◆ WHAT YOU ARE ASKED TO DO ◆
Seek out every line containing the word "example", and copy each.

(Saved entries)
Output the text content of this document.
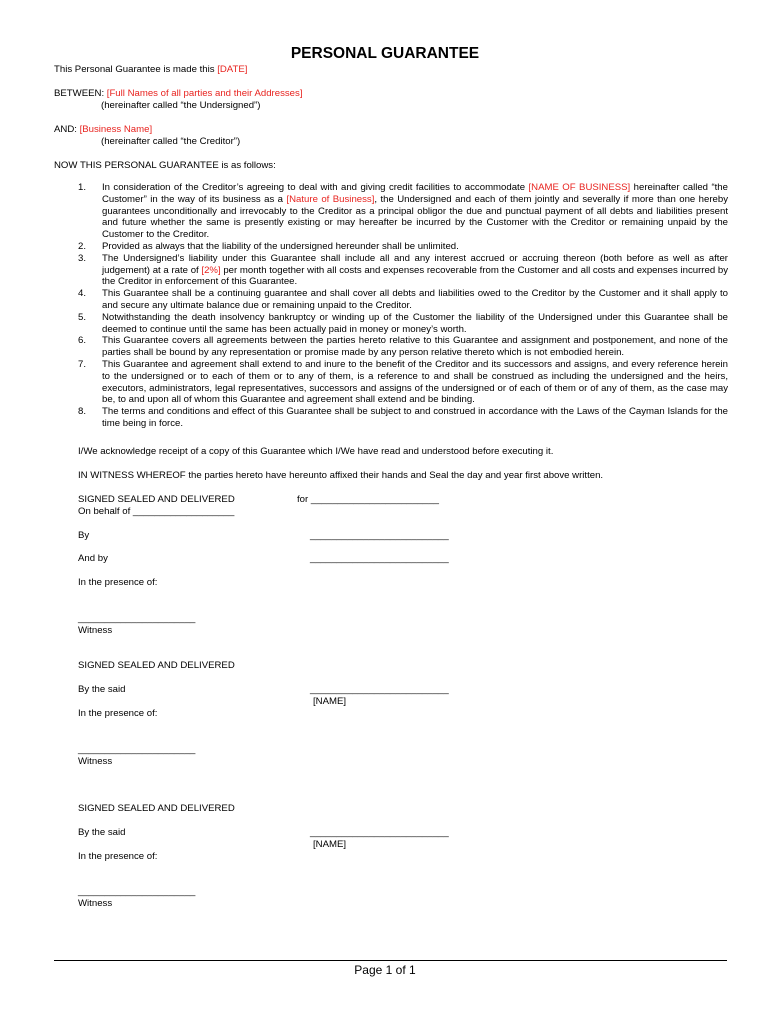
PERSONAL GUARANTEE
This Personal Guarantee is made this [DATE]
BETWEEN: [Full Names of all parties and their Addresses]
(hereinafter called “the Undersigned”)
AND: [Business Name]
(hereinafter called “the Creditor”)
NOW THIS PERSONAL GUARANTEE is as follows:
1. In consideration of the Creditor’s agreeing to deal with and giving credit facilities to accommodate [NAME OF BUSINESS] hereinafter called “the Customer” in the way of its business as a [Nature of Business], the Undersigned and each of them jointly and severally if more than one hereby guarantees unconditionally and irrevocably to the Creditor as a principal obligor the due and punctual payment of all debts and liabilities present and future whether the same is presently existing or may hereafter be incurred by the Customer with the Creditor or remaining unpaid by the Customer to the Creditor.
2. Provided as always that the liability of the undersigned hereunder shall be unlimited.
3. The Undersigned’s liability under this Guarantee shall include all and any interest accrued or accruing thereon (both before as well as after judgement) at a rate of [2%] per month together with all costs and expenses recoverable from the Customer and all costs and expenses incurred by the Creditor in enforcement of this Guarantee.
4. This Guarantee shall be a continuing guarantee and shall cover all debts and liabilities owed to the Creditor by the Customer and it shall apply to and secure any ultimate balance due or remaining unpaid to the Creditor.
5. Notwithstanding the death insolvency bankruptcy or winding up of the Customer the liability of the Undersigned under this Guarantee shall be deemed to continue until the same has been actually paid in money or money’s worth.
6. This Guarantee covers all agreements between the parties hereto relative to this Guarantee and assignment and postponement, and none of the parties shall be bound by any representation or promise made by any person relative thereto which is not embodied herein.
7. This Guarantee and agreement shall extend to and inure to the benefit of the Creditor and its successors and assigns, and every reference herein to the undersigned or to each of them or to any of them, is a reference to and shall be construed as including the undersigned and the heirs, executors, administrators, legal representatives, successors and assigns of the undersigned or of each of them or of any of them, as the case may be, to and upon all of whom this Guarantee and agreement shall extend and be binding.
8. The terms and conditions and effect of this Guarantee shall be subject to and construed in accordance with the Laws of the Cayman Islands for the time being in force.
I/We acknowledge receipt of a copy of this Guarantee which I/We have read and understood before executing it.
IN WITNESS WHEREOF the parties hereto have hereunto affixed their hands and Seal the day and year first above written.
SIGNED SEALED AND DELIVERED	for ________________________
On behalf of ___________________
By	__________________________
And by	__________________________
In the presence of:
______________________
Witness
SIGNED SEALED AND DELIVERED
By the said	__________________________
[NAME]
In the presence of:
______________________
Witness
SIGNED SEALED AND DELIVERED
By the said	__________________________
[NAME]
In the presence of:
______________________
Witness
Page 1 of 1
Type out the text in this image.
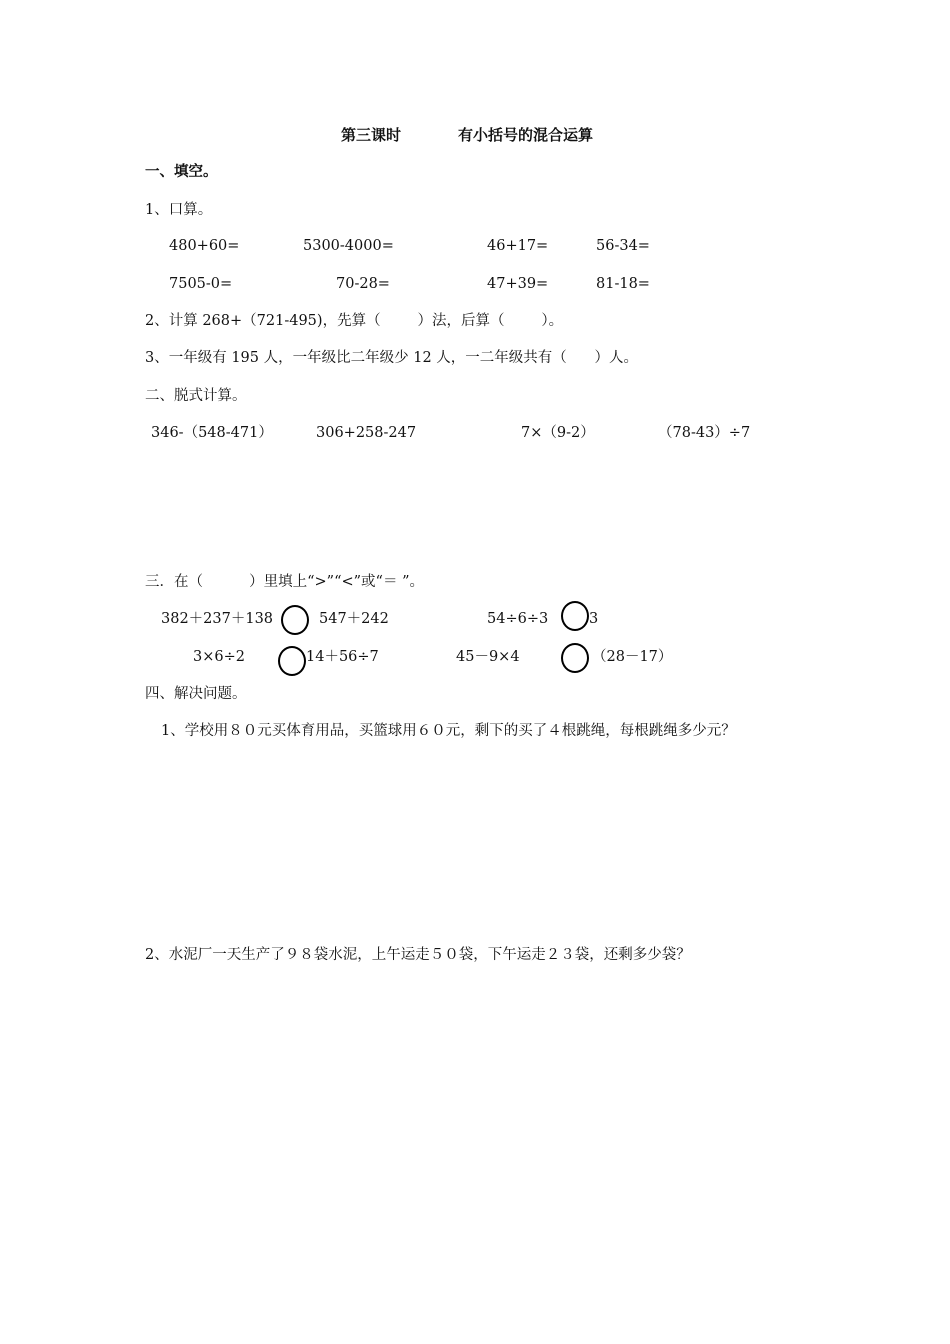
第三课时	有小括号的混合运算
一、填空。
1、口算。
480+60=	5300-4000=	46+17=	56-34=
7505-0=	70-28=	47+39=	81-18=
2、计算 268+（721-495)，先算（        ）法，后算（        ）。
3、一年级有 195 人，一年级比二年级少 12 人，一二年级共有（      ）人。
二、脱式计算。
346-（548-471）	306+258-247	7×（9-2）	（78-43）÷7
三．在（          ）里填上“>”“<”或“＝ ”。
382＋237＋138	547＋242	54÷6÷3	3
3×6÷2	14＋56÷7	45－9×4	（28－17）
四、解决问题。
1、学校用８０元买体育用品，买篮球用６０元，剩下的买了４根跳绳，每根跳绳多少元？
2、水泥厂一天生产了９８袋水泥，上午运走５０袋，下午运走２３袋，还剩多少袋？
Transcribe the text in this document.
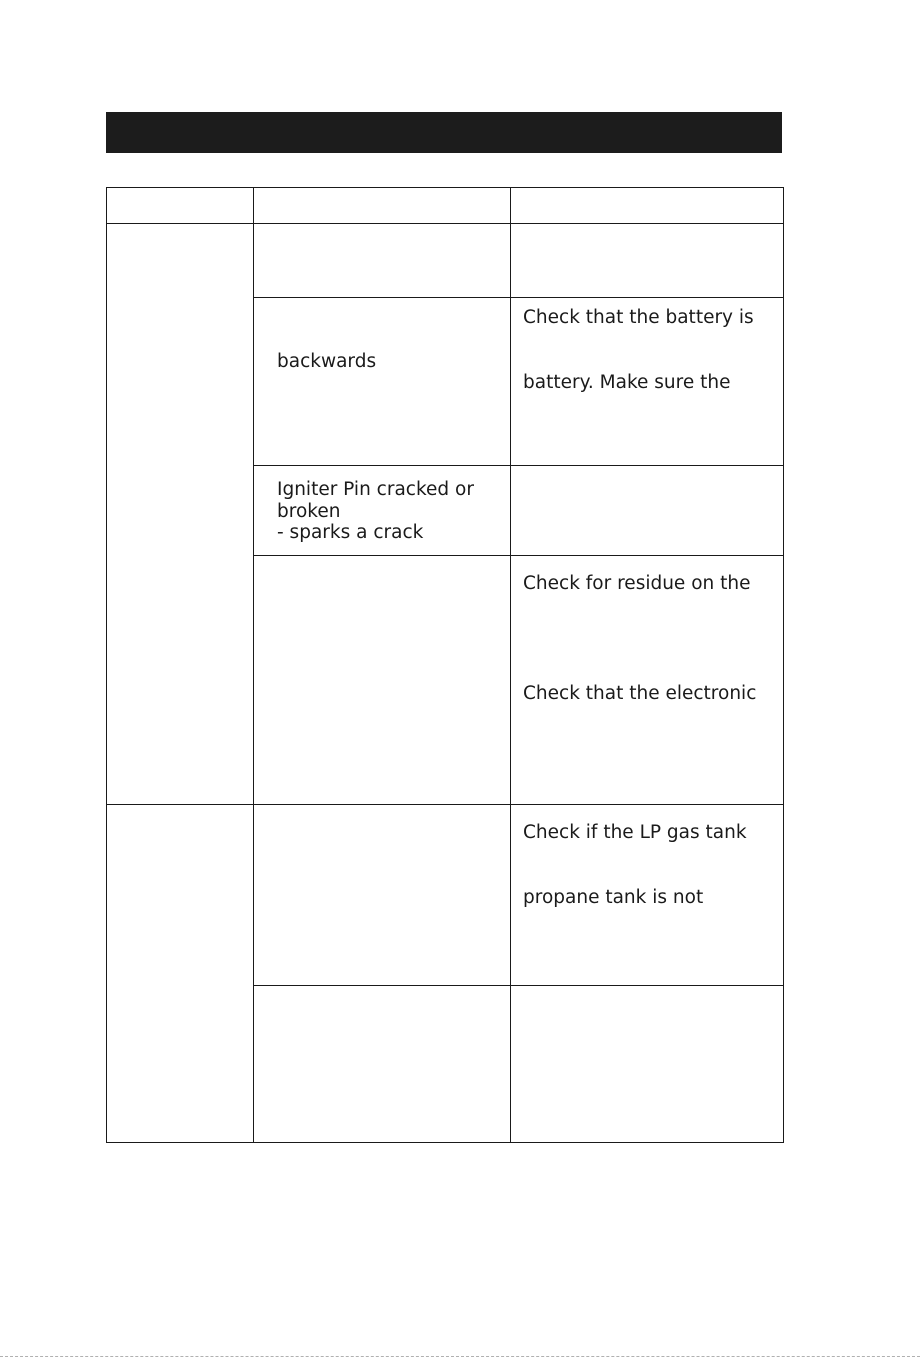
	backwards	Check that the battery is
battery. Make sure the

	Igniter Pin cracked or
broken
- sparks a crack	

		Check for residue on the
Check that the electronic

		Check if the LP gas tank
propane tank is not
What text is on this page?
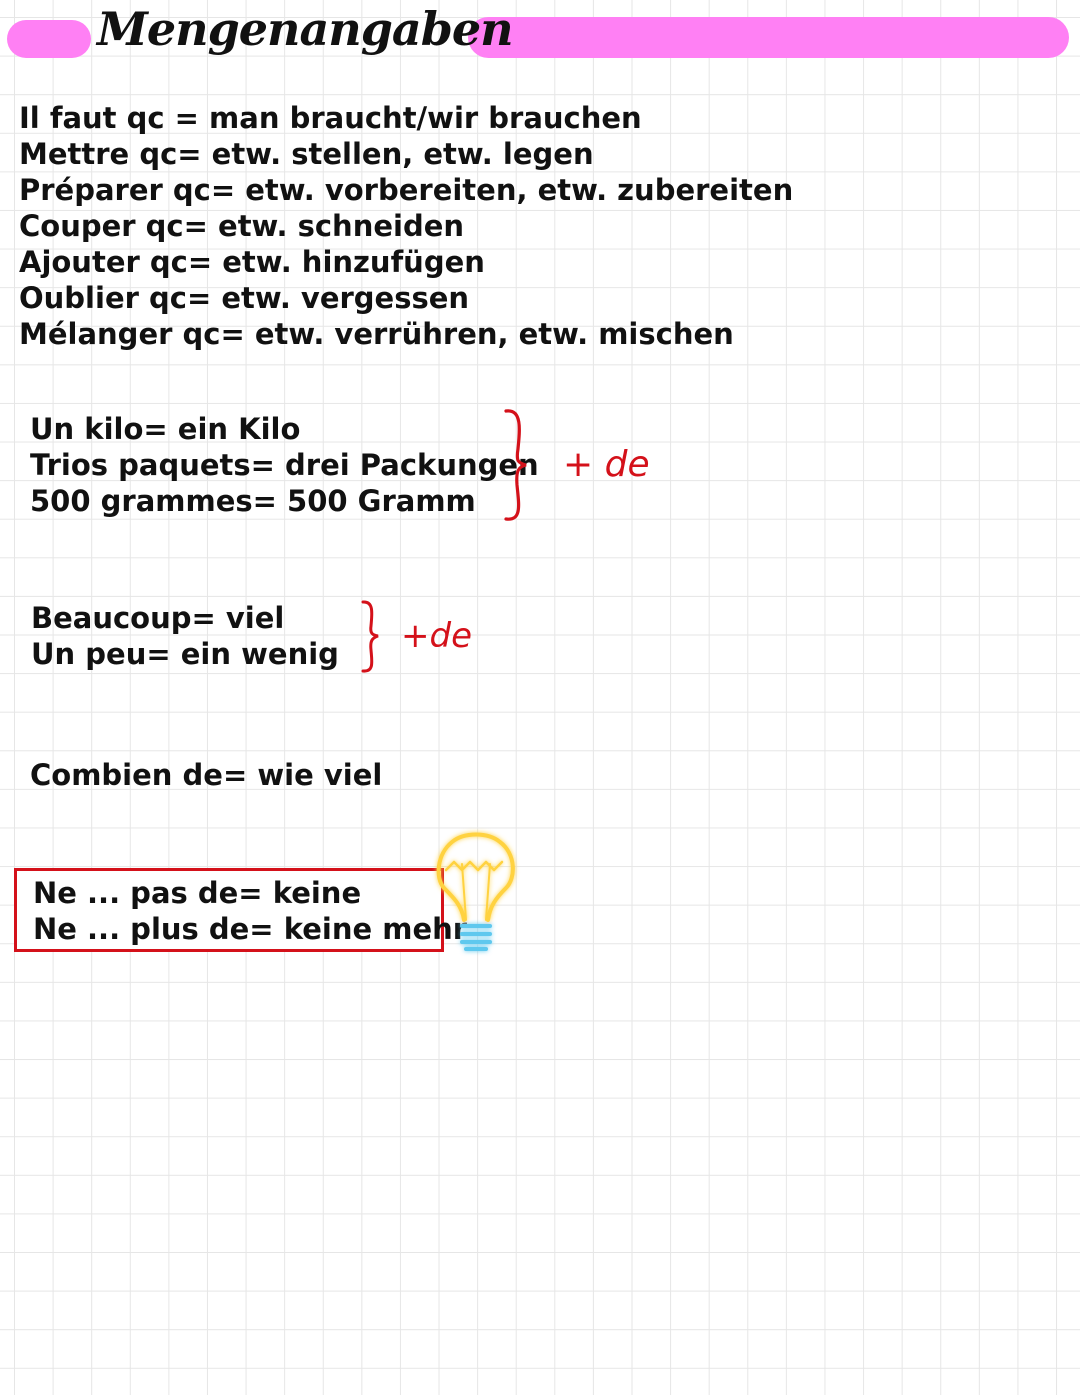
Mengenangaben
Il faut qc = man braucht/wir brauchen
Mettre qc= etw. stellen, etw. legen
Préparer qc= etw. vorbereiten, etw. zubereiten
Couper qc= etw. schneiden
Ajouter qc= etw. hinzufügen
Oublier qc= etw. vergessen
Mélanger qc= etw. verrühren, etw. mischen
Un kilo= ein Kilo
Trios paquets= drei Packungen
500 grammes= 500 Gramm
+ de
Beaucoup= viel
Un peu= ein wenig +de
Combien de= wie viel
Ne ... pas de= keine
Ne ... plus de= keine mehr
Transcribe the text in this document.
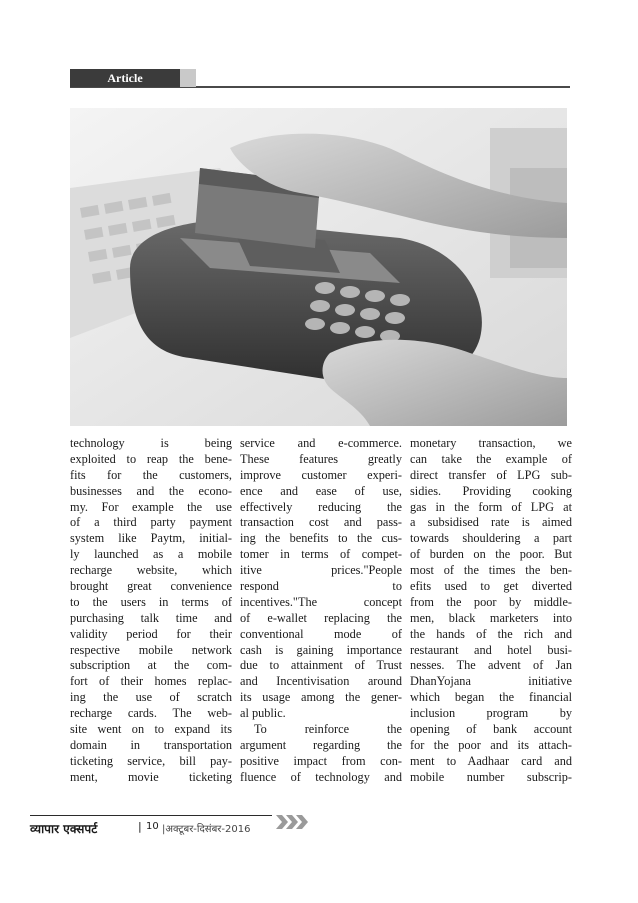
Article
technology is being
exploited to reap the bene-
fits for the customers,
businesses and the econo-
my. For example the use
of a third party payment
system like Paytm, initial-
ly launched as a mobile
recharge website, which
brought great convenience
to the users in terms of
purchasing talk time and
validity period for their
respective mobile network
subscription at the com-
fort of their homes replac-
ing the use of scratch
recharge cards. The web-
site went on to expand its
domain in transportation
ticketing service, bill pay-
ment, movie ticketing
service and e-commerce.
These features greatly
improve customer experi-
ence and ease of use,
effectively reducing the
transaction cost and pass-
ing the benefits to the cus-
tomer in terms of compet-
itive prices."People
respond to
incentives."The concept
of e-wallet replacing the
conventional mode of
cash is gaining importance
due to attainment of Trust
and Incentivisation around
its usage among the gener-
al public.
To reinforce the
argument regarding the
positive impact from con-
fluence of technology and
monetary transaction, we
can take the example of
direct transfer of LPG sub-
sidies. Providing cooking
gas in the form of LPG at
a subsidised rate is aimed
towards shouldering a part
of burden on the poor. But
most of the times the ben-
efits used to get diverted
from the poor by middle-
men, black marketers into
the hands of the rich and
restaurant and hotel busi-
nesses. The advent of Jan
DhanYojana initiative
which began the financial
inclusion program by
opening of bank account
for the poor and its attach-
ment to Aadhaar card and
mobile number subscrip-
व्यापार एक्सपर्ट	| 10 |अक्टूबर-दिसंबर-2016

◆ RESULT ◆
my. For example the use
can take the example of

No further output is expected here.